>> Start Dataset rows

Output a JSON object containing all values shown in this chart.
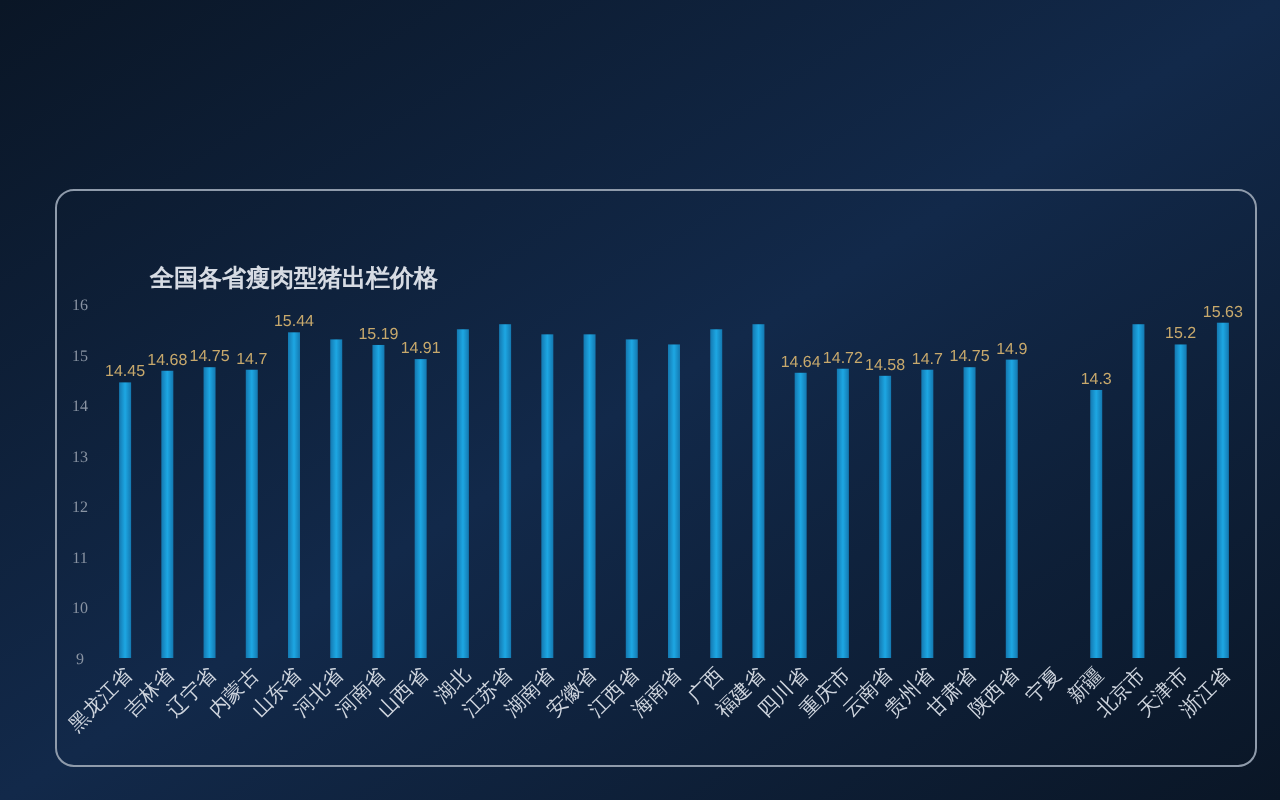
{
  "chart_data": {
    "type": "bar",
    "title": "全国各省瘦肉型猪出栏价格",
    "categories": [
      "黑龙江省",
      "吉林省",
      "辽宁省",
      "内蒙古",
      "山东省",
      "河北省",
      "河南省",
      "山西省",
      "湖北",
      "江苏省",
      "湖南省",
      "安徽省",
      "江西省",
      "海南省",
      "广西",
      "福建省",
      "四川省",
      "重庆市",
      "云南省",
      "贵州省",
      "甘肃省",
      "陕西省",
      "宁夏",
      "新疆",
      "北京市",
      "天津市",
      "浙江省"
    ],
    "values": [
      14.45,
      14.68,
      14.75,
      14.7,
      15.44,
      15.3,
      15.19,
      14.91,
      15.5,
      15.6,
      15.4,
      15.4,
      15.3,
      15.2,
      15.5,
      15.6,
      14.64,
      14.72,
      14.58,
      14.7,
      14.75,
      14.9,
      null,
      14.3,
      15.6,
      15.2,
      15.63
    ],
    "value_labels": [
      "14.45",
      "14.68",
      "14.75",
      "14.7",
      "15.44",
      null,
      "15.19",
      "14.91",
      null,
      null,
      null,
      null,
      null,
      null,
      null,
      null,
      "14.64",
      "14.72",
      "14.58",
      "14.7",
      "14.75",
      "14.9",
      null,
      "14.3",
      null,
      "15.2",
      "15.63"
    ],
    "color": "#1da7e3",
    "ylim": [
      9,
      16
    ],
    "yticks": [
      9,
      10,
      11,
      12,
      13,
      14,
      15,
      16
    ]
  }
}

>> End Dataset rows
>> Start Dataset rows

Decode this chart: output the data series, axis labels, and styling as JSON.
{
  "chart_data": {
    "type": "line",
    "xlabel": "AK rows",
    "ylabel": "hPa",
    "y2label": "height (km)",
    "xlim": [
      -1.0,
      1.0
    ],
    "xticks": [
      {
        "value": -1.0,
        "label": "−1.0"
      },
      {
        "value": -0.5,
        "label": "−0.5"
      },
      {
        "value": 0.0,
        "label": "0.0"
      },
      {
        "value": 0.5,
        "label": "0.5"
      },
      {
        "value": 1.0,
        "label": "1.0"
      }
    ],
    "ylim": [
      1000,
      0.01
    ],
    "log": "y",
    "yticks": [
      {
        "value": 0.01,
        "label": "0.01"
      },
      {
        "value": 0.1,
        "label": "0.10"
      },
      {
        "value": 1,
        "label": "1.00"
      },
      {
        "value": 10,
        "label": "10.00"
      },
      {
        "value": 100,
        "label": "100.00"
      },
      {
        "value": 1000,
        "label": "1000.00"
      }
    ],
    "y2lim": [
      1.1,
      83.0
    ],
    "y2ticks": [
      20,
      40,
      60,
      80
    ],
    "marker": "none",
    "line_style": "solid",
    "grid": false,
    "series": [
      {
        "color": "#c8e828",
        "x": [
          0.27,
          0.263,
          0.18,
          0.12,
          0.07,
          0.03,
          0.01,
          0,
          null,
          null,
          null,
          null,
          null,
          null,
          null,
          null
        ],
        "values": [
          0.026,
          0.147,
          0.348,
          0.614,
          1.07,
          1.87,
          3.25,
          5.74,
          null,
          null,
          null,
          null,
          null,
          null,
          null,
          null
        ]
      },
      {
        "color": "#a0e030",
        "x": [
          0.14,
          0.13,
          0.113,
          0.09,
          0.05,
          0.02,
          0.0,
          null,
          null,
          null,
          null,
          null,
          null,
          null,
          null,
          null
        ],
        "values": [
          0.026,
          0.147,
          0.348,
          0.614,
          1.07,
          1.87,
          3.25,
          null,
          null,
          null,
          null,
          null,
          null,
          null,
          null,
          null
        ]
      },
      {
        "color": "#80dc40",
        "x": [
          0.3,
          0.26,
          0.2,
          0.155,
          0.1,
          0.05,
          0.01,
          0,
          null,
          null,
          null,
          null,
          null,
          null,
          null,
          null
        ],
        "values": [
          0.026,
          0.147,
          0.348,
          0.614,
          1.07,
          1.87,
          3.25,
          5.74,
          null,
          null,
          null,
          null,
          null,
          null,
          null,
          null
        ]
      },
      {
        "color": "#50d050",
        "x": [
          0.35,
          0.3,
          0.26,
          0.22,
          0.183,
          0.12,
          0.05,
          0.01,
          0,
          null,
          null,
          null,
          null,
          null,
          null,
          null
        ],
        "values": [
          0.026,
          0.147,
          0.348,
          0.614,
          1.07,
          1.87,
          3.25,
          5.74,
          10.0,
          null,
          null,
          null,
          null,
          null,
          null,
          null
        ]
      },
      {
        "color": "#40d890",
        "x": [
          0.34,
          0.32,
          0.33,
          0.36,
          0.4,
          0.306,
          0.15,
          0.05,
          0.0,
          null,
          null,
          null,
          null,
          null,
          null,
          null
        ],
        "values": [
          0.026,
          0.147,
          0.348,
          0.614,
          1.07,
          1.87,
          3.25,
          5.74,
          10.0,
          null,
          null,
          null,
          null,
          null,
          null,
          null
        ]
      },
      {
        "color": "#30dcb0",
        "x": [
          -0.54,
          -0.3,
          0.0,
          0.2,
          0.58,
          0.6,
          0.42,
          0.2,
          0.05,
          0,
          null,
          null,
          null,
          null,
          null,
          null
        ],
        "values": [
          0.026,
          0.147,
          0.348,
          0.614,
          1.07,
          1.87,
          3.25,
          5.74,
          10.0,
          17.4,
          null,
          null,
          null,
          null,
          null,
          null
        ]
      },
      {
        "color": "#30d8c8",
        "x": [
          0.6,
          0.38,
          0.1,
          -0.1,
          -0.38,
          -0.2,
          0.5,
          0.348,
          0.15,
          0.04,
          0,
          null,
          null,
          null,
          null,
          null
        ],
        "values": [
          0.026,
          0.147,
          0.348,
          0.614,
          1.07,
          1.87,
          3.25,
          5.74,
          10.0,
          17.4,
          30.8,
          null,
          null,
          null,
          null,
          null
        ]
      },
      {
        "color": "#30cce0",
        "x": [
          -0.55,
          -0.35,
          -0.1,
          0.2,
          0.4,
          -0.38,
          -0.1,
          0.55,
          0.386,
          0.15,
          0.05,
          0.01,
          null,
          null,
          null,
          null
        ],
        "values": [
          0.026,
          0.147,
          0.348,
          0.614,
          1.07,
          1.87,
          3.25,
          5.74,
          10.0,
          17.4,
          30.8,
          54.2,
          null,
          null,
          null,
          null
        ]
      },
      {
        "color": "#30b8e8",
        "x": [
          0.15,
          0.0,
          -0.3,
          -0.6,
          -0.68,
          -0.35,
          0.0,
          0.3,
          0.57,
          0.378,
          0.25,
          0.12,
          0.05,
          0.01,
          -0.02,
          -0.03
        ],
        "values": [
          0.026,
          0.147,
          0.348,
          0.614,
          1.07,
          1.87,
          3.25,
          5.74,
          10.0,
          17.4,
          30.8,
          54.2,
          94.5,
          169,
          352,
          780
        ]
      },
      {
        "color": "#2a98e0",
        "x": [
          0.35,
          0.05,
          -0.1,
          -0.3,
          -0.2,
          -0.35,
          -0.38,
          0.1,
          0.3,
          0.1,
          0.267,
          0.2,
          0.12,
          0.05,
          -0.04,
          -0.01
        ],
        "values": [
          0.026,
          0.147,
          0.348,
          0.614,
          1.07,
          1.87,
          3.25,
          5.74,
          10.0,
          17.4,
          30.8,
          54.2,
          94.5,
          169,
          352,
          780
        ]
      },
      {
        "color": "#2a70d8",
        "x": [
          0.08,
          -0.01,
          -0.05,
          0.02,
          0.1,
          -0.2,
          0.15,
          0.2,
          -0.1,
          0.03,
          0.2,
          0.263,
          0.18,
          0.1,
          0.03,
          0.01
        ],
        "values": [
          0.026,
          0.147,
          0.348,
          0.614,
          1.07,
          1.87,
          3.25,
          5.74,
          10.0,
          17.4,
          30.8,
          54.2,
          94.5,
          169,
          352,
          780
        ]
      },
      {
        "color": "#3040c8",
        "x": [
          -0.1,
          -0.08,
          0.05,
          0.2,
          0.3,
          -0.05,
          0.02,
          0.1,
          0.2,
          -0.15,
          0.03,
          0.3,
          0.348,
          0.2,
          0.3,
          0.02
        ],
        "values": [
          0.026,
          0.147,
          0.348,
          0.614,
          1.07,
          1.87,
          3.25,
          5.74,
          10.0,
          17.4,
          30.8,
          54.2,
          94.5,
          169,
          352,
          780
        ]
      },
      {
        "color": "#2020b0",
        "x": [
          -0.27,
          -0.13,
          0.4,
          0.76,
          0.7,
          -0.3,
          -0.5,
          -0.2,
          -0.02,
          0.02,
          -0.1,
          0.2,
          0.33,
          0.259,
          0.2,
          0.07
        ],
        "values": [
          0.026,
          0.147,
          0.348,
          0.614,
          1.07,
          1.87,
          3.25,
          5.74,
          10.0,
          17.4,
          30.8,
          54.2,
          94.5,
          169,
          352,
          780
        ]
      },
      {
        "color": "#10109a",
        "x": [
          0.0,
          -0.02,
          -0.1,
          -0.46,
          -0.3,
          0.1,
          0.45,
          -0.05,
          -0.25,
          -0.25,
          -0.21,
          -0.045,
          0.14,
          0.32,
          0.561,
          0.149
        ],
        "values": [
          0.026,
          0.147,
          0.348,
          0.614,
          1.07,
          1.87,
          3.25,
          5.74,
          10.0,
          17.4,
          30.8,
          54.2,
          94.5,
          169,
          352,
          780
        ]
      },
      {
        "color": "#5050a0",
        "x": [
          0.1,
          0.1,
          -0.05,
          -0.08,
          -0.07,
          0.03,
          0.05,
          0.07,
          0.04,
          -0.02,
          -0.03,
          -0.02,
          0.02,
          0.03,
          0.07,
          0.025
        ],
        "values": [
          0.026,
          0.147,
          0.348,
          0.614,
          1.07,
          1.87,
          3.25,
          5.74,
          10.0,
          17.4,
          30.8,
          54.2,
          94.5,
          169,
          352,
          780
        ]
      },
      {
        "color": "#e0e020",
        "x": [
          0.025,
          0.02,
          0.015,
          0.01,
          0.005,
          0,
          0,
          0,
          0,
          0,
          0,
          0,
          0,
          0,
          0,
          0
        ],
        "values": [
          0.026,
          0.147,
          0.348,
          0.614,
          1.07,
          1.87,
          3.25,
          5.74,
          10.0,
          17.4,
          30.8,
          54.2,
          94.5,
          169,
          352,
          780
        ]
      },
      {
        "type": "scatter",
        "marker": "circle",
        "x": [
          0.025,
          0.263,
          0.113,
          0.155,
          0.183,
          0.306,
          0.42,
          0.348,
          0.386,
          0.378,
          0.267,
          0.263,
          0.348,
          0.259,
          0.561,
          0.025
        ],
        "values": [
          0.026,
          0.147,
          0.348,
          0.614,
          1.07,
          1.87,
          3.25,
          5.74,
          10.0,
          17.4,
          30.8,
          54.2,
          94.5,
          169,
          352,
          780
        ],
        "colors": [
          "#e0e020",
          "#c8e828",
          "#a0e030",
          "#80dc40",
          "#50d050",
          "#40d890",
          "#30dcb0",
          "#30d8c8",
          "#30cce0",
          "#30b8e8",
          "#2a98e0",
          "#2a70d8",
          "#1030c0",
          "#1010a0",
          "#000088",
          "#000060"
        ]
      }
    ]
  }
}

>> End Dataset rows
>> Start Dataset rows

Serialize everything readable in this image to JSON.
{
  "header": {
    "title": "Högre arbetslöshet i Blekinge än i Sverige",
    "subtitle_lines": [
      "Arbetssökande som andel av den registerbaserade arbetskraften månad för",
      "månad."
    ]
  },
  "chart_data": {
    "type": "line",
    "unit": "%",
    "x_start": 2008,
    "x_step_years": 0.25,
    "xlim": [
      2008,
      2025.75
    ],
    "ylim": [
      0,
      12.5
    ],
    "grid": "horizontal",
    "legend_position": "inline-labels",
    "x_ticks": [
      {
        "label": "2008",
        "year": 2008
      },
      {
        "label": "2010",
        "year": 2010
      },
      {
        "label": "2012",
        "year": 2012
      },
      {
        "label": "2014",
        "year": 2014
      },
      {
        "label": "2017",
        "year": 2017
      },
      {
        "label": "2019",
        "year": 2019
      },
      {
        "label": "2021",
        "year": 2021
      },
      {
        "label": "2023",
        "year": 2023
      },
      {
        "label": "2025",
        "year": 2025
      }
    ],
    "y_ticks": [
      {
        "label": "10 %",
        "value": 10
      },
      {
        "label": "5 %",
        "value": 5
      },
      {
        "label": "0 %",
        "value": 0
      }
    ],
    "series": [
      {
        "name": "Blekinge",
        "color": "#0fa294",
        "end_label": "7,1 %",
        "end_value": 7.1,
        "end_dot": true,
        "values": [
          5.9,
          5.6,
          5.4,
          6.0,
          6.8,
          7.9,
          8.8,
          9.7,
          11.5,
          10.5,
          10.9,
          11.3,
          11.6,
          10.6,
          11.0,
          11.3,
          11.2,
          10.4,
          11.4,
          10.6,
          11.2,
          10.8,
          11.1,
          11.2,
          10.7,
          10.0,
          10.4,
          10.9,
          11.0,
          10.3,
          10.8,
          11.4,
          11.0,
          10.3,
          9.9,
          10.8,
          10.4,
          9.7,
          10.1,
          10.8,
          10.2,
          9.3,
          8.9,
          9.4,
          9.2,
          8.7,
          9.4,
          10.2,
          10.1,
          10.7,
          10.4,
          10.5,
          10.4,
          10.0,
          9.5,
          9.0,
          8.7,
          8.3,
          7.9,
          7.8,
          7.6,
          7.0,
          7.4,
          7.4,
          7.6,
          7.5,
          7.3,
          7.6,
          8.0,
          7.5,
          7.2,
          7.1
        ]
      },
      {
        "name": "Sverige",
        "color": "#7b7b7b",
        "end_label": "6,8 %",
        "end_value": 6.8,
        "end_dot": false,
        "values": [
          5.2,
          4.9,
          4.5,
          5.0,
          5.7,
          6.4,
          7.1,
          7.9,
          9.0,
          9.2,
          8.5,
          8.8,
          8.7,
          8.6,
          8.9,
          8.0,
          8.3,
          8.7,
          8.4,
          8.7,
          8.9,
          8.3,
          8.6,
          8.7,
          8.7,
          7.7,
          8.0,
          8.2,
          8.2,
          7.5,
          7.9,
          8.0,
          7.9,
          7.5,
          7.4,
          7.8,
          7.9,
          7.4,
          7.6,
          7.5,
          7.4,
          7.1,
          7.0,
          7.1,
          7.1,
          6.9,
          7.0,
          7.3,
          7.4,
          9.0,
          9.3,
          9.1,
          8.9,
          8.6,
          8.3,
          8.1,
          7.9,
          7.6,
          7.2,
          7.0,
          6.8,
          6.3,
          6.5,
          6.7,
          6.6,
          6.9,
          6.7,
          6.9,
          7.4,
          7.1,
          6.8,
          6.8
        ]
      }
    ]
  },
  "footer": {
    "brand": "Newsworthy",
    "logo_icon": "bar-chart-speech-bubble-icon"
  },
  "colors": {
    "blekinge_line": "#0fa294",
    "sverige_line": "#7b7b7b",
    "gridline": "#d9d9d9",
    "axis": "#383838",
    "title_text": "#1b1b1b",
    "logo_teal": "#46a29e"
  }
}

>> End Dataset rows

Short task:
List every line above that holds the word "type".

Task solution:
    "type": "bar",
    "type": "line",
        "type": "scatter",
    "type": "line",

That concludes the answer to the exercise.